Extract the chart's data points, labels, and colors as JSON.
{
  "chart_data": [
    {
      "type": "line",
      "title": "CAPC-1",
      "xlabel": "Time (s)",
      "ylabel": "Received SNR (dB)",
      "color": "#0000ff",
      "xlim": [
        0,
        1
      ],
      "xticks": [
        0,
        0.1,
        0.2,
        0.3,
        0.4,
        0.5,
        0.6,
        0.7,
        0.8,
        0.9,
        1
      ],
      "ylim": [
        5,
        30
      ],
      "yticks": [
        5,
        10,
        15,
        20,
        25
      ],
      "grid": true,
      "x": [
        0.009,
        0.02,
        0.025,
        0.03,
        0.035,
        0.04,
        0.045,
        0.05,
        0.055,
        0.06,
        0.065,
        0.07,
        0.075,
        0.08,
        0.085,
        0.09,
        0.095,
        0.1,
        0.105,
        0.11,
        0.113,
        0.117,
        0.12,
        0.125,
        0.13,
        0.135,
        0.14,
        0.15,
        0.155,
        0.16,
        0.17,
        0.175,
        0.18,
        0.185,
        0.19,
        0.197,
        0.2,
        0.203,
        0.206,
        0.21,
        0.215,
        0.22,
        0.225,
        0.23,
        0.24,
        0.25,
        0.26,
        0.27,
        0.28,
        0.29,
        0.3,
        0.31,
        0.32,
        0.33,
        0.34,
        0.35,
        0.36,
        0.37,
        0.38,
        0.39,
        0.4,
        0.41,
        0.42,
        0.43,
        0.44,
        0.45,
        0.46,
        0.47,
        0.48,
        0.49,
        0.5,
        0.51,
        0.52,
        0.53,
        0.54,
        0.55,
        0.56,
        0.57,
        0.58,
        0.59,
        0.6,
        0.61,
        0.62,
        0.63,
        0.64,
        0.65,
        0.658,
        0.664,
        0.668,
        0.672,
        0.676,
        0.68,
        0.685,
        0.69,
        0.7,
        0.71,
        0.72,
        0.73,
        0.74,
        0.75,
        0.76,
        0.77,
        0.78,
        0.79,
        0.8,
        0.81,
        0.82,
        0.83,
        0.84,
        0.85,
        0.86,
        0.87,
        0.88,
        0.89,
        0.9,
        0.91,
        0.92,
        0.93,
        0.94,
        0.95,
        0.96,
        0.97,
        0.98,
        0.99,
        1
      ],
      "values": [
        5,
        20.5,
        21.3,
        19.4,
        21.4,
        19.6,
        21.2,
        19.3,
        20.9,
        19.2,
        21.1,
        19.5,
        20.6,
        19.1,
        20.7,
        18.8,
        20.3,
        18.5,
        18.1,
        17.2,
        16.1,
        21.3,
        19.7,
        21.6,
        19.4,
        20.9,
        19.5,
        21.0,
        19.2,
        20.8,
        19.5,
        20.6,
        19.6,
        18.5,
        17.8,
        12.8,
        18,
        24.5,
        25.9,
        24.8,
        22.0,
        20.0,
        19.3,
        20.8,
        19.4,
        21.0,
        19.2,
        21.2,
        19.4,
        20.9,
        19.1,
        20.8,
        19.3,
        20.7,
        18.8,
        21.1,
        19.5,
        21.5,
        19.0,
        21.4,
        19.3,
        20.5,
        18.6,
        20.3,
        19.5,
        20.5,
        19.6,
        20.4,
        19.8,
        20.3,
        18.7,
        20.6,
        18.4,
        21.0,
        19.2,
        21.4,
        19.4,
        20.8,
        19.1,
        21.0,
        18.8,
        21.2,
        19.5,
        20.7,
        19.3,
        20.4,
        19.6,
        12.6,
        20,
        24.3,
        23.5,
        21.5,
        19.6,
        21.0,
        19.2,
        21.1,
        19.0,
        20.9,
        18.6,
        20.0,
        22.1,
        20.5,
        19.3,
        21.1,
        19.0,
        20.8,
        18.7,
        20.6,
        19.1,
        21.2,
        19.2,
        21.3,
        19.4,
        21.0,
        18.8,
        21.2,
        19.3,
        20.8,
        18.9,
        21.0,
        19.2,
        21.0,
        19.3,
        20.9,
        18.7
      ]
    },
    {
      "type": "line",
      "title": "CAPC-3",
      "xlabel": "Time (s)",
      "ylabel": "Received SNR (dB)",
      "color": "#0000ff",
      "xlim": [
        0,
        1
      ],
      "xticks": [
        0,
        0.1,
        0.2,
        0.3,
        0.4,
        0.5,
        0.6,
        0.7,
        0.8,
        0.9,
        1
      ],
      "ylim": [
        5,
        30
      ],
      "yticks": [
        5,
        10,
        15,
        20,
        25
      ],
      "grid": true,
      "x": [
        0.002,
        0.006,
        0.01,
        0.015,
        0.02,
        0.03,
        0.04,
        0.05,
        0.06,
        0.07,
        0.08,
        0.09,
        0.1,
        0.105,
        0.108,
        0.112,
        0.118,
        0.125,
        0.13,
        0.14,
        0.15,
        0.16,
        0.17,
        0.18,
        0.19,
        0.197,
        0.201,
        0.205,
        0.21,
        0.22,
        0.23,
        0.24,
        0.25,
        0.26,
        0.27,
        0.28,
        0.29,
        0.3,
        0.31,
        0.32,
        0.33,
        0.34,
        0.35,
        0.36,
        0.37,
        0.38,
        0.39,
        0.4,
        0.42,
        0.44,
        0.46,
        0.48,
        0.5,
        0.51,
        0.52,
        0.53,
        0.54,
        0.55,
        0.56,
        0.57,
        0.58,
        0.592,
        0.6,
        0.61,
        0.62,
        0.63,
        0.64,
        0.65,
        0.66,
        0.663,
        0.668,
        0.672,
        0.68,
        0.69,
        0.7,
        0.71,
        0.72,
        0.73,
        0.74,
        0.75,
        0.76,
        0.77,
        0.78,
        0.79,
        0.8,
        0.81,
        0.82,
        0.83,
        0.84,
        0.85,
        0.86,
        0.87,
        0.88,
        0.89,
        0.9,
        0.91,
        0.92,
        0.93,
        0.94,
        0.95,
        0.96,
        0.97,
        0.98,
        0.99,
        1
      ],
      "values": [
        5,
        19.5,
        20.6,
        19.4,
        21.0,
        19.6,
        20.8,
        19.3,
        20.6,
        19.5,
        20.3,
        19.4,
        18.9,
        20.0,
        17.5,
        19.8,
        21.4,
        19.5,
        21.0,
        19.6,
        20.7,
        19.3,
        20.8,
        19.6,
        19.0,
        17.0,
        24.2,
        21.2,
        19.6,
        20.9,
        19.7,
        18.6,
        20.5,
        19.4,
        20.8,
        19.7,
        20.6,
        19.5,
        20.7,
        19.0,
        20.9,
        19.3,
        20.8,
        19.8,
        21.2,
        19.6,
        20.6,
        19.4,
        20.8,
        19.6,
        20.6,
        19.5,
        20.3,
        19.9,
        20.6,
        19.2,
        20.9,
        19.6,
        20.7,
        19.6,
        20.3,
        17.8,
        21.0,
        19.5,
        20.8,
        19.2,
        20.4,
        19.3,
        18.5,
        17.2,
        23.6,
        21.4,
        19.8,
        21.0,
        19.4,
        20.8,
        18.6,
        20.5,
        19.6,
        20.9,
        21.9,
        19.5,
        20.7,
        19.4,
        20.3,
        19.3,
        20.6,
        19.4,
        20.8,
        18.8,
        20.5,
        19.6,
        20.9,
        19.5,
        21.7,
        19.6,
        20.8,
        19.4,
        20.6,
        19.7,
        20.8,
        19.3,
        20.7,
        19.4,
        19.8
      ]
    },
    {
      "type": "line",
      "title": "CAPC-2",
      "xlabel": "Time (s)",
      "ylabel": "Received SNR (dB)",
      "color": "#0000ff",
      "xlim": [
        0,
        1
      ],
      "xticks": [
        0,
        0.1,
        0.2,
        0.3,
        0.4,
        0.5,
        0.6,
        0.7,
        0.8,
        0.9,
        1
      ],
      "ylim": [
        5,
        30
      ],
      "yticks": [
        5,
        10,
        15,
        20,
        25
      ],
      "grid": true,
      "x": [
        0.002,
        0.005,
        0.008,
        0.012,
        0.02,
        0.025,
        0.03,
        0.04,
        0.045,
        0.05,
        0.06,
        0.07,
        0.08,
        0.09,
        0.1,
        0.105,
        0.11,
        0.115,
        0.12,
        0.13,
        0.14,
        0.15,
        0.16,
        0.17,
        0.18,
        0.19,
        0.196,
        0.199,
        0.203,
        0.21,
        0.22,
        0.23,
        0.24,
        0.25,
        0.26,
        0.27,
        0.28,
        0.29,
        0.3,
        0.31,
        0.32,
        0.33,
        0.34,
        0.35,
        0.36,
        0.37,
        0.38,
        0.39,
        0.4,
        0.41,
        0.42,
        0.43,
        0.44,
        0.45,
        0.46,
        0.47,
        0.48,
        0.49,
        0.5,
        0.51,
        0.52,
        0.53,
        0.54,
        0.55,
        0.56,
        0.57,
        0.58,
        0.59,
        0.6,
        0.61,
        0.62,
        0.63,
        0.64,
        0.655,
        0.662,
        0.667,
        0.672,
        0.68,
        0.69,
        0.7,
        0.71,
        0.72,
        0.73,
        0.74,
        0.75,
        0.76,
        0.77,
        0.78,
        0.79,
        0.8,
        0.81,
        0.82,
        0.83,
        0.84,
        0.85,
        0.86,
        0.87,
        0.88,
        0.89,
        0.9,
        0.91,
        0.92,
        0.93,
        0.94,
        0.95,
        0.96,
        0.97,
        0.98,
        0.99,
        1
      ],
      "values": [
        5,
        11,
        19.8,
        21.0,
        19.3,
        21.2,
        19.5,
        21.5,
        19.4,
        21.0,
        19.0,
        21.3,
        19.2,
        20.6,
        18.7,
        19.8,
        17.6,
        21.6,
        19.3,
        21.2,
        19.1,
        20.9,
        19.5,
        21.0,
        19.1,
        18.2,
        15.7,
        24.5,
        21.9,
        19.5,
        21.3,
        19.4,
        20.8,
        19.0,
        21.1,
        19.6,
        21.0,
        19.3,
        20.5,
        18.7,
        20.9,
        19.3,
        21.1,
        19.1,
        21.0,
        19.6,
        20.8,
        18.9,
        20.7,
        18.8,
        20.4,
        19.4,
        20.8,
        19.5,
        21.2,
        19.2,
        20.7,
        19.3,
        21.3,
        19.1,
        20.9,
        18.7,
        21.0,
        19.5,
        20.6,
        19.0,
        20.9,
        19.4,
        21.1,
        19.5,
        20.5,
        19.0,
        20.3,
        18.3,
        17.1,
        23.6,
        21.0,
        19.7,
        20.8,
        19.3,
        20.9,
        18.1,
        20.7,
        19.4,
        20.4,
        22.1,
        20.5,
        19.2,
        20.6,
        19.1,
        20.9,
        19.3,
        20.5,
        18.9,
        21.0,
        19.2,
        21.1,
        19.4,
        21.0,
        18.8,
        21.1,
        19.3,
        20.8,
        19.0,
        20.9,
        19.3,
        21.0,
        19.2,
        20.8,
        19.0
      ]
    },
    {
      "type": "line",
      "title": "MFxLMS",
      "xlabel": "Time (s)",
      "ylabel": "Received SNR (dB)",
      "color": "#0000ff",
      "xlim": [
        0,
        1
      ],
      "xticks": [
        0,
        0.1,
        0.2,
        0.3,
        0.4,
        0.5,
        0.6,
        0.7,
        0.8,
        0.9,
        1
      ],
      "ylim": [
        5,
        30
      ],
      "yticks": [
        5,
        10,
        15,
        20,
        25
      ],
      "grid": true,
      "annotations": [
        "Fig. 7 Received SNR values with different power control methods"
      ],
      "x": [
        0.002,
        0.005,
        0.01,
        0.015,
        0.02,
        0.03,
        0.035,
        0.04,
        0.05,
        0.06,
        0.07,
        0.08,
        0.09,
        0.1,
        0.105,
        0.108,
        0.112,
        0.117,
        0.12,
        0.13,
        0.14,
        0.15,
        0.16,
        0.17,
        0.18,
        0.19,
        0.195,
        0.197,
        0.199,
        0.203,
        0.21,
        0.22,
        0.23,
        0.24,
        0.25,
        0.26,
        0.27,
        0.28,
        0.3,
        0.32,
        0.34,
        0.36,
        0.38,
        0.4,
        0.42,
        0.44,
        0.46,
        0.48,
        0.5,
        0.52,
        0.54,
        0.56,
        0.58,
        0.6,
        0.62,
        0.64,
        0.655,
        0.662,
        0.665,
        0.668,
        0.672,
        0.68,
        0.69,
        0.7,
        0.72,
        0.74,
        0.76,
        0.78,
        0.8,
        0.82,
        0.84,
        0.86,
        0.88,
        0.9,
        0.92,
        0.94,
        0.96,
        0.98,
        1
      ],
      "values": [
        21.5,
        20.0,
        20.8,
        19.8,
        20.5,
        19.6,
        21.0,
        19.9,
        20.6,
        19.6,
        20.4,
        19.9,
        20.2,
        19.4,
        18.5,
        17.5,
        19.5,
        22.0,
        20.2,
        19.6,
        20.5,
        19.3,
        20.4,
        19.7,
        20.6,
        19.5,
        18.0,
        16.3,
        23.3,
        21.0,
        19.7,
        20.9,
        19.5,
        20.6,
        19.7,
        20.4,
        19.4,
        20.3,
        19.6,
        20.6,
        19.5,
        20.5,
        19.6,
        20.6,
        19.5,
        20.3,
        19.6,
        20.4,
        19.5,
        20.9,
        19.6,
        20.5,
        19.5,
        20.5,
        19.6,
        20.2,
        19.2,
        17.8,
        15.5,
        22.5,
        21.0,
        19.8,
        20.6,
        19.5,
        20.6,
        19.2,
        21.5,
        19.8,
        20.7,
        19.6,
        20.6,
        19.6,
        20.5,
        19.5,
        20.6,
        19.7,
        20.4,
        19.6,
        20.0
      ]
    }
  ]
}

• [What to work on] Go through the material above and count the lines that include "CAPC". Give the number alone.

• [Solution to this exercise] 3